→ Goal
Transcribe the records that follow in their entirety, omitting any pictures.
____________
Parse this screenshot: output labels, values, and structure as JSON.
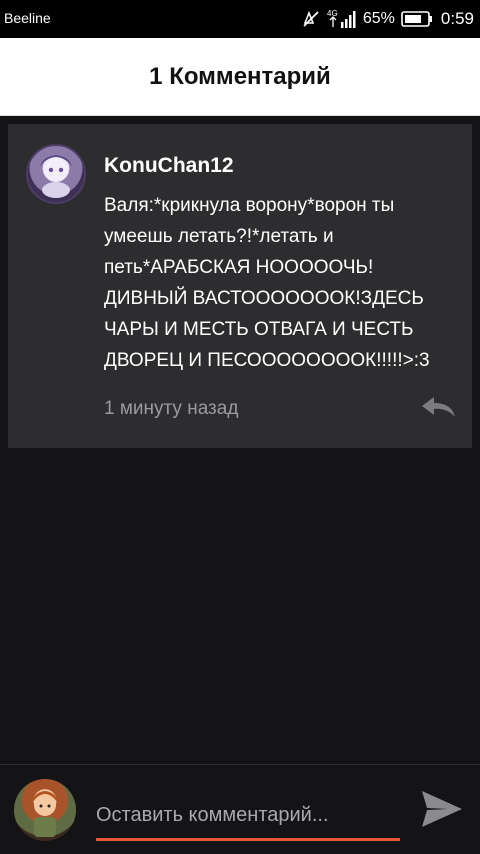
{
  "status_bar": {
    "carrier": "Beeline",
    "network": "4G",
    "battery_percent": "65%",
    "time": "0:59"
  },
  "header": {
    "title": "1 Комментарий"
  },
  "comments": [
    {
      "username": "KonuChan12",
      "text": "Валя:*крикнула ворону*ворон ты умеешь летать?!*летать и петь*АРАБСКАЯ НОООООЧЬ! ДИВНЫЙ ВАСТОООООООК!ЗДЕСЬ ЧАРЫ И МЕСТЬ ОТВАГА И ЧЕСТЬ ДВОРЕЦ И ПЕСООООООООК!!!!!>:3",
      "time_ago": "1 минуту назад"
    }
  ],
  "composer": {
    "placeholder": "Оставить комментарий...",
    "value": ""
  },
  "icons": {
    "reply": "reply-icon",
    "send": "send-icon",
    "mute": "mute-icon",
    "signal": "signal-icon",
    "battery": "battery-icon"
  },
  "colors": {
    "background": "#141315",
    "card": "#2d2c2f",
    "header_bg": "#ffffff",
    "accent": "#e8573a",
    "muted_text": "#9c9a9e"
  }
}
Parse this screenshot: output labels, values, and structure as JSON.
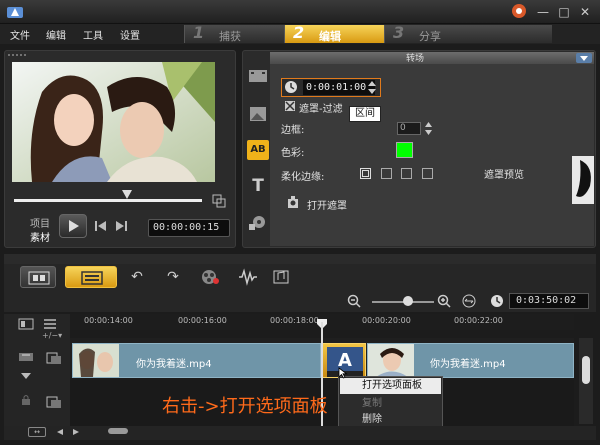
{
  "menu": {
    "file": "文件",
    "edit": "编辑",
    "tools": "工具",
    "settings": "设置"
  },
  "steps": [
    {
      "num": "1",
      "label": "捕获"
    },
    {
      "num": "2",
      "label": "编辑"
    },
    {
      "num": "3",
      "label": "分享"
    }
  ],
  "preview": {
    "mode_project": "项目",
    "mode_clip": "素材",
    "timecode": "00:00:00:15"
  },
  "options": {
    "header": "转场",
    "duration": "0:00:01:00",
    "duration_tooltip": "区间",
    "mask_filter": "遮罩-过滤",
    "border_label": "边框:",
    "border_value": "0",
    "color_label": "色彩:",
    "color_value": "#00ff00",
    "soften_label": "柔化边缘:",
    "mask_preview_label": "遮罩预览",
    "open_mask": "打开遮罩"
  },
  "timeline": {
    "total_timecode": "0:03:50:02",
    "ruler": [
      "00:00:14:00",
      "00:00:16:00",
      "00:00:18:00",
      "00:00:20:00",
      "00:00:22:00"
    ],
    "clip_name": "你为我着迷.mp4"
  },
  "context_menu": {
    "items": [
      {
        "label": "打开选项面板",
        "state": "hover"
      },
      {
        "label": "复制",
        "state": "disabled"
      },
      {
        "label": "删除",
        "state": "normal"
      }
    ]
  },
  "annotation": "右击->打开选项面板",
  "colors": {
    "accent": "#e8a418",
    "annotation": "#ff6a1a",
    "clip": "#6f95a8"
  }
}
____________
→ Solution to this task
Parse this screenshot: output labels, values, and structure as JSON.
{
  "status_bar": {
    "carrier": "Beeline",
    "network": "4G",
    "battery_percent": "65%",
    "time": "0:59"
  },
  "header": {
    "title": "1 Комментарий"
  },
  "comments": [
    {
      "username": "KonuChan12",
      "text": "Валя:*крикнула ворону*ворон ты умеешь летать?!*летать и петь*АРАБСКАЯ НОООООЧЬ! ДИВНЫЙ ВАСТОООООООК!ЗДЕСЬ ЧАРЫ И МЕСТЬ ОТВАГА И ЧЕСТЬ ДВОРЕЦ И ПЕСООООООООК!!!!!>:3",
      "time_ago": "1 минуту назад"
    }
  ],
  "composer": {
    "placeholder": "Оставить комментарий...",
    "value": ""
  },
  "icons": {
    "reply": "reply-icon",
    "send": "send-icon",
    "mute": "mute-icon",
    "signal": "signal-icon",
    "battery": "battery-icon"
  },
  "colors": {
    "background": "#141315",
    "card": "#2d2c2f",
    "header_bg": "#ffffff",
    "accent": "#e8573a",
    "muted_text": "#9c9a9e"
  }
}
Parse this screenshot: output labels, values, and structure as JSON.
{
  "menu": {
    "file": "文件",
    "edit": "编辑",
    "tools": "工具",
    "settings": "设置"
  },
  "steps": [
    {
      "num": "1",
      "label": "捕获"
    },
    {
      "num": "2",
      "label": "编辑"
    },
    {
      "num": "3",
      "label": "分享"
    }
  ],
  "preview": {
    "mode_project": "项目",
    "mode_clip": "素材",
    "timecode": "00:00:00:15"
  },
  "options": {
    "header": "转场",
    "duration": "0:00:01:00",
    "duration_tooltip": "区间",
    "mask_filter": "遮罩-过滤",
    "border_label": "边框:",
    "border_value": "0",
    "color_label": "色彩:",
    "color_value": "#00ff00",
    "soften_label": "柔化边缘:",
    "mask_preview_label": "遮罩预览",
    "open_mask": "打开遮罩"
  },
  "timeline": {
    "total_timecode": "0:03:50:02",
    "ruler": [
      "00:00:14:00",
      "00:00:16:00",
      "00:00:18:00",
      "00:00:20:00",
      "00:00:22:00"
    ],
    "clip_name": "你为我着迷.mp4"
  },
  "context_menu": {
    "items": [
      {
        "label": "打开选项面板",
        "state": "hover"
      },
      {
        "label": "复制",
        "state": "disabled"
      },
      {
        "label": "删除",
        "state": "normal"
      }
    ]
  },
  "annotation": "右击->打开选项面板",
  "colors": {
    "accent": "#e8a418",
    "annotation": "#ff6a1a",
    "clip": "#6f95a8"
  }
}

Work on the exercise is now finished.